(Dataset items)
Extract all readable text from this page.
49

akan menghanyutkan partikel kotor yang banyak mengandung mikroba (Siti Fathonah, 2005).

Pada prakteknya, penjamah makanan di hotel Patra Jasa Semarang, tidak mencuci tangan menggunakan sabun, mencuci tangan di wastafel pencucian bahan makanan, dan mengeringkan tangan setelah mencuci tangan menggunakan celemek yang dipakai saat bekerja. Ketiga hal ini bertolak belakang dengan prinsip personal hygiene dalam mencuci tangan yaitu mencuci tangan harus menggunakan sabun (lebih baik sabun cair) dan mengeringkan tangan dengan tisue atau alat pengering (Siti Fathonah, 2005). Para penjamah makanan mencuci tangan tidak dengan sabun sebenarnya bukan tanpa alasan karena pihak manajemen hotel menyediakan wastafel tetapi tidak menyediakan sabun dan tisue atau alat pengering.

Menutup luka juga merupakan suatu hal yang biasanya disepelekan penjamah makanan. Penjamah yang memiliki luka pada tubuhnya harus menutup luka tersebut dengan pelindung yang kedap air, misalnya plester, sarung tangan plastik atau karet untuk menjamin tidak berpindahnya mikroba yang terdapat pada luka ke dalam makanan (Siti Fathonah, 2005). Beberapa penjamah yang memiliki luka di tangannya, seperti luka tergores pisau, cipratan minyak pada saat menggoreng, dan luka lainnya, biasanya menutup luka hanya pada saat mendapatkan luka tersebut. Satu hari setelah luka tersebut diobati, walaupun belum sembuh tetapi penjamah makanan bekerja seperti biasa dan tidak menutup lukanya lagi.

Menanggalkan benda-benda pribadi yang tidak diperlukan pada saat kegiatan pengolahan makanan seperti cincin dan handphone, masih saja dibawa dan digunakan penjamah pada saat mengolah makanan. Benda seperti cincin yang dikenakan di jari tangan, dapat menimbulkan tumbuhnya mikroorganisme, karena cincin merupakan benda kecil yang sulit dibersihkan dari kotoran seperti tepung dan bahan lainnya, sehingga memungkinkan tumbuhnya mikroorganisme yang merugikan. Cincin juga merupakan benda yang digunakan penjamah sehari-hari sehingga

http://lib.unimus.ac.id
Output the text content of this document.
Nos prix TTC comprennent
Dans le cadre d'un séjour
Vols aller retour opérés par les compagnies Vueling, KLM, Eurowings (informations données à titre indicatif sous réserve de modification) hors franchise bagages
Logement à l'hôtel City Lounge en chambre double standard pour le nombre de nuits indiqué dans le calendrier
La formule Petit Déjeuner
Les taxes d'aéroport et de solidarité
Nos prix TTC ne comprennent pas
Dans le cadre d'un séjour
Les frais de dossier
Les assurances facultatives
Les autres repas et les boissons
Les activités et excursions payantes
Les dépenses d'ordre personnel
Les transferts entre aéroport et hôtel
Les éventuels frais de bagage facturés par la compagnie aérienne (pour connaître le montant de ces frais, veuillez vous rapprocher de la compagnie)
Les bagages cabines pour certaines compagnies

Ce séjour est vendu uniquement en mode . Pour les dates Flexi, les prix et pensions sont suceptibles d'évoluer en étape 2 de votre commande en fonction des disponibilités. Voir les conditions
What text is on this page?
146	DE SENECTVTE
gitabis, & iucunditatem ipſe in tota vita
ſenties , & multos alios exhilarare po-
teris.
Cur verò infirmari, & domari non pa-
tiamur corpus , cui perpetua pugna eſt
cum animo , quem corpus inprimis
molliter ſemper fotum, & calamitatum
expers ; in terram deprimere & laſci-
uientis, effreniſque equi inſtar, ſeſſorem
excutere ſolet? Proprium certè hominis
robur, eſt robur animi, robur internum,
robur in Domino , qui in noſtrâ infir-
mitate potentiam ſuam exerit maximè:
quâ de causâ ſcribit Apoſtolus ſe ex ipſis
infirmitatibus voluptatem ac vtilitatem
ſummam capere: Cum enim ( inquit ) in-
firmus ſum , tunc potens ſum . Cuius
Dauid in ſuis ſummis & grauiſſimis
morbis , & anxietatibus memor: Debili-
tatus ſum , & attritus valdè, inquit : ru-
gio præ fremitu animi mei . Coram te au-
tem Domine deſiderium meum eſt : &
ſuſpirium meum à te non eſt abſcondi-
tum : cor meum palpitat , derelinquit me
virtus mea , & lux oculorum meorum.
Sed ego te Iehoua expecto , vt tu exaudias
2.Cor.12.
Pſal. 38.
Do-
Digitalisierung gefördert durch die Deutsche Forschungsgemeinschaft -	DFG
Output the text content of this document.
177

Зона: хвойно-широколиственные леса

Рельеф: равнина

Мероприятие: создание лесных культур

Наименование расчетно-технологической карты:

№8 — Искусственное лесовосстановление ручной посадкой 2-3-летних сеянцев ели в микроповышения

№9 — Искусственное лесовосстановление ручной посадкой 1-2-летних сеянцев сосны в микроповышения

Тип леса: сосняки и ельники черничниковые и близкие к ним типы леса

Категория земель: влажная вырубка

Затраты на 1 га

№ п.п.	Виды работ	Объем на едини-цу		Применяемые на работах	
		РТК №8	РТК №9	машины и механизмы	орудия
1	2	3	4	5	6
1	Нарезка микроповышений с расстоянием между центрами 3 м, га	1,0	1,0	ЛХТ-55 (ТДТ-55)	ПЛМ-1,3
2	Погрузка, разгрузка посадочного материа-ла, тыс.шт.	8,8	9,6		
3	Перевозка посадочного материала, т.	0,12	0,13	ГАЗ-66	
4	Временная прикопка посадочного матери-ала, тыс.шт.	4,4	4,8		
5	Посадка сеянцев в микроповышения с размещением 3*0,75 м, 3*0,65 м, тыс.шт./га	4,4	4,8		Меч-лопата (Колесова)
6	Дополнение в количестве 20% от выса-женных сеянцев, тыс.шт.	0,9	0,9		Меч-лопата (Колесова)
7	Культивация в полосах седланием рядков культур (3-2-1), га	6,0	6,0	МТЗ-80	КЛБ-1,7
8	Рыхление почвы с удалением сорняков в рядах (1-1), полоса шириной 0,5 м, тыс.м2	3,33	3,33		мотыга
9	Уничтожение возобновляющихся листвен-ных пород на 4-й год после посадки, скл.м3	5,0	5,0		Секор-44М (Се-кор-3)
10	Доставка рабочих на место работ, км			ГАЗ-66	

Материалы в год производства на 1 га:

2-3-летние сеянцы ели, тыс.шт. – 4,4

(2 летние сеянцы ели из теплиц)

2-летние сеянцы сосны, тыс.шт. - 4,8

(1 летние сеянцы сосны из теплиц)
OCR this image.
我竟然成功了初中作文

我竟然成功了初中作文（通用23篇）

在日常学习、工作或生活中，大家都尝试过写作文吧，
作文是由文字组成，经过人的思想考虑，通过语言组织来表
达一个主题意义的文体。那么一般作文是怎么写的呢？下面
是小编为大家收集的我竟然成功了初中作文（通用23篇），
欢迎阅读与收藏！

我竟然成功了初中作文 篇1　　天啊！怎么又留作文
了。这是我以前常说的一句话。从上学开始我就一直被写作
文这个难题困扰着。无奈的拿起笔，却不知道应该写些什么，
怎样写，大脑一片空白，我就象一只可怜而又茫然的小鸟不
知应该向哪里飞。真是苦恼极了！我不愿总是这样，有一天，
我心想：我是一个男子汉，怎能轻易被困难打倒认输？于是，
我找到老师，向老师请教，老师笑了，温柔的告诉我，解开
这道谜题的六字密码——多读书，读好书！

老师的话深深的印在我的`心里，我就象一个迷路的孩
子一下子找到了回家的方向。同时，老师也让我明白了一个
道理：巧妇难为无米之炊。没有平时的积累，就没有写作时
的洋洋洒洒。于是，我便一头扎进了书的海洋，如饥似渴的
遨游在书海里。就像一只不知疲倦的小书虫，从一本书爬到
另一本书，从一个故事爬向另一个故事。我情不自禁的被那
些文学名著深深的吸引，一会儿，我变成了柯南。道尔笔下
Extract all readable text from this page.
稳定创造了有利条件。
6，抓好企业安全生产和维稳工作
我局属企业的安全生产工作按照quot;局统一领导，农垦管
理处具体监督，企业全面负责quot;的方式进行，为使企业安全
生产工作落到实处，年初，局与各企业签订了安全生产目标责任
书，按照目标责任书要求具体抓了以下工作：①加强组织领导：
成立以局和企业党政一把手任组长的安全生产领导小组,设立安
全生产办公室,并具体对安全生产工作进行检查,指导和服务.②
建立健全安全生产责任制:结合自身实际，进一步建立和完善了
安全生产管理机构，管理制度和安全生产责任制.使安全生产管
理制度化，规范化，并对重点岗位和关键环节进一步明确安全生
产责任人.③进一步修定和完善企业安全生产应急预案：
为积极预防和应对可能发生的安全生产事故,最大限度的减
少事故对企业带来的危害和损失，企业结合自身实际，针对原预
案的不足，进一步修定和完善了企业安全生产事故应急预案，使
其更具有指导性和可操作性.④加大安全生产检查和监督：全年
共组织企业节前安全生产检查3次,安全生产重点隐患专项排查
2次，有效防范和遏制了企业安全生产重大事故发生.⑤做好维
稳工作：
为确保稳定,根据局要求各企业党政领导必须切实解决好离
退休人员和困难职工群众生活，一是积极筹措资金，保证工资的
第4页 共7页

Exercise requirements =
Across the material above, count every line holding "aéroport" and write down only the number.

Worked answer =
2